(Stored entries)
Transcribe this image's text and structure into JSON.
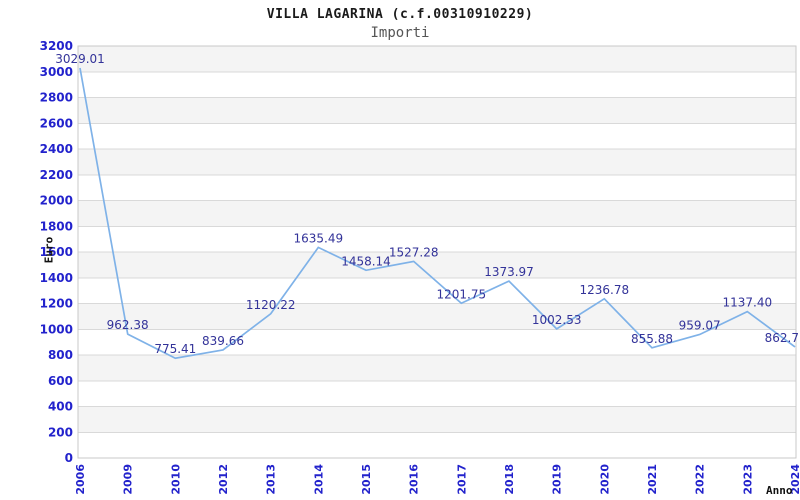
{
  "chart_data": {
    "type": "line",
    "title": "VILLA LAGARINA (c.f.00310910229)",
    "subtitle": "Importi",
    "xlabel": "Anno",
    "ylabel": "Euro",
    "x": [
      "2006",
      "2009",
      "2010",
      "2012",
      "2013",
      "2014",
      "2015",
      "2016",
      "2017",
      "2018",
      "2019",
      "2020",
      "2021",
      "2022",
      "2023",
      "2024"
    ],
    "values": [
      3029.01,
      962.38,
      775.41,
      839.66,
      1120.22,
      1635.49,
      1458.14,
      1527.28,
      1201.75,
      1373.97,
      1002.53,
      1236.78,
      855.88,
      959.07,
      1137.4,
      862.7
    ],
    "point_labels": [
      "3029.01",
      "962.38",
      "775.41",
      "839.66",
      "1120.22",
      "1635.49",
      "1458.14",
      "1527.28",
      "1201.75",
      "1373.97",
      "1002.53",
      "1236.78",
      "855.88",
      "959.07",
      "1137.40",
      "862.7"
    ],
    "ylim": [
      0,
      3200
    ],
    "ytick_step": 200,
    "grid": true,
    "legend": "none",
    "colors": {
      "line": "#7fb2e8",
      "axis_tick_text": "#2222cc",
      "point_label_text": "#333399",
      "band_fill": "#f4f4f4",
      "band_alt_fill": "#ffffff",
      "gridline": "#d9d9d9",
      "plot_border": "#c9c9c9",
      "title_text": "#1a1a1a",
      "subtitle_text": "#555555",
      "axis_title_text": "#111111"
    }
  }
}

◆ TASK DESCRIPTION ◆
Leave out the pictures and copy everything else in the records word for word.

◆ RESULT FOR THIS TASK ◆
Transcribe this image's text and structure into JSON.
{
  "chart_data": {
    "type": "line",
    "title": "VILLA LAGARINA (c.f.00310910229)",
    "subtitle": "Importi",
    "xlabel": "Anno",
    "ylabel": "Euro",
    "x": [
      "2006",
      "2009",
      "2010",
      "2012",
      "2013",
      "2014",
      "2015",
      "2016",
      "2017",
      "2018",
      "2019",
      "2020",
      "2021",
      "2022",
      "2023",
      "2024"
    ],
    "values": [
      3029.01,
      962.38,
      775.41,
      839.66,
      1120.22,
      1635.49,
      1458.14,
      1527.28,
      1201.75,
      1373.97,
      1002.53,
      1236.78,
      855.88,
      959.07,
      1137.4,
      862.7
    ],
    "point_labels": [
      "3029.01",
      "962.38",
      "775.41",
      "839.66",
      "1120.22",
      "1635.49",
      "1458.14",
      "1527.28",
      "1201.75",
      "1373.97",
      "1002.53",
      "1236.78",
      "855.88",
      "959.07",
      "1137.40",
      "862.7"
    ],
    "ylim": [
      0,
      3200
    ],
    "ytick_step": 200,
    "grid": true,
    "legend": "none",
    "colors": {
      "line": "#7fb2e8",
      "axis_tick_text": "#2222cc",
      "point_label_text": "#333399",
      "band_fill": "#f4f4f4",
      "band_alt_fill": "#ffffff",
      "gridline": "#d9d9d9",
      "plot_border": "#c9c9c9",
      "title_text": "#1a1a1a",
      "subtitle_text": "#555555",
      "axis_title_text": "#111111"
    }
  }
}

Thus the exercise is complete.